▸ WORK ITEM:
Every line below is to be copied exactly, with the pictures left out.

BEGIN PROVIDED DATA

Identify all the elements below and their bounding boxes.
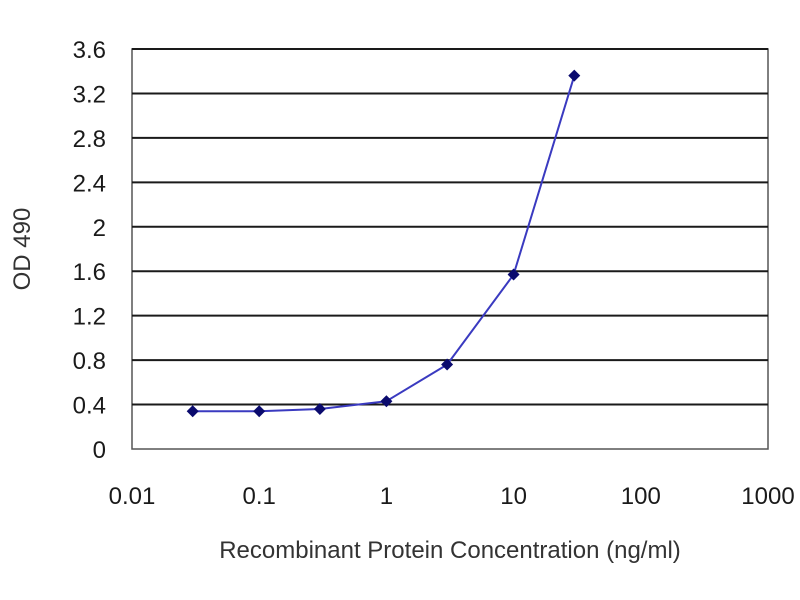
y-tick-label: 2.8: [73, 126, 106, 153]
data-point: [441, 358, 454, 371]
data-point: [253, 405, 266, 418]
y-tick-label: 3.6: [73, 37, 106, 64]
y-tick-label: 0: [93, 437, 106, 464]
x-tick-label: 0.1: [243, 483, 276, 510]
plot-area: [131, 48, 769, 450]
y-tick-label: 2.4: [73, 170, 106, 197]
y-tick-labels: 0 0.4 0.8 1.2 1.6 2 2.4 2.8 3.2 3.6: [73, 37, 106, 464]
data-point: [568, 69, 581, 82]
y-tick-label: 1.2: [73, 304, 106, 331]
x-tick-labels: 0.01 0.1 1 10 100 1000: [109, 483, 795, 510]
data-point: [507, 268, 520, 281]
x-tick-label: 10: [500, 483, 527, 510]
data-point: [380, 395, 393, 408]
y-tick-label: 0.8: [73, 348, 106, 375]
gridlines: [132, 48, 768, 406]
x-tick-label: 0.01: [109, 483, 156, 510]
data-point: [313, 403, 326, 415]
y-tick-label: 3.2: [73, 81, 106, 108]
data-point: [186, 405, 199, 418]
x-tick-label: 1000: [741, 483, 794, 510]
y-tick-label: 0.4: [73, 393, 106, 420]
y-axis-title: OD 490: [9, 208, 36, 291]
x-tick-label: 1: [380, 483, 393, 510]
x-tick-label: 100: [621, 483, 661, 510]
y-tick-label: 2: [93, 215, 106, 242]
x-axis-title: Recombinant Protein Concentration (ng/ml…: [219, 537, 681, 564]
series-group: [186, 69, 581, 418]
y-tick-label: 1.6: [73, 259, 106, 286]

END PROVIDED DATA

▸ RESULT OF THIS TASK:
Identify all the elements below and their bounding boxes.
y-tick-label: 2.8: [73, 126, 106, 153]
data-point: [441, 358, 454, 371]
data-point: [253, 405, 266, 418]
y-tick-label: 3.6: [73, 37, 106, 64]
y-tick-label: 0: [93, 437, 106, 464]
x-tick-label: 0.1: [243, 483, 276, 510]
plot-area: [131, 48, 769, 450]
y-tick-label: 2.4: [73, 170, 106, 197]
y-tick-labels: 0 0.4 0.8 1.2 1.6 2 2.4 2.8 3.2 3.6: [73, 37, 106, 464]
data-point: [568, 69, 581, 82]
y-tick-label: 1.2: [73, 304, 106, 331]
x-tick-labels: 0.01 0.1 1 10 100 1000: [109, 483, 795, 510]
data-point: [507, 268, 520, 281]
x-tick-label: 10: [500, 483, 527, 510]
data-point: [380, 395, 393, 408]
y-tick-label: 0.8: [73, 348, 106, 375]
gridlines: [132, 48, 768, 406]
x-tick-label: 0.01: [109, 483, 156, 510]
data-point: [313, 403, 326, 415]
y-tick-label: 3.2: [73, 81, 106, 108]
data-point: [186, 405, 199, 418]
x-tick-label: 1000: [741, 483, 794, 510]
y-tick-label: 0.4: [73, 393, 106, 420]
y-axis-title: OD 490: [9, 208, 36, 291]
x-tick-label: 1: [380, 483, 393, 510]
x-tick-label: 100: [621, 483, 661, 510]
y-tick-label: 2: [93, 215, 106, 242]
x-axis-title: Recombinant Protein Concentration (ng/ml…: [219, 537, 681, 564]
series-group: [186, 69, 581, 418]
y-tick-label: 1.6: [73, 259, 106, 286]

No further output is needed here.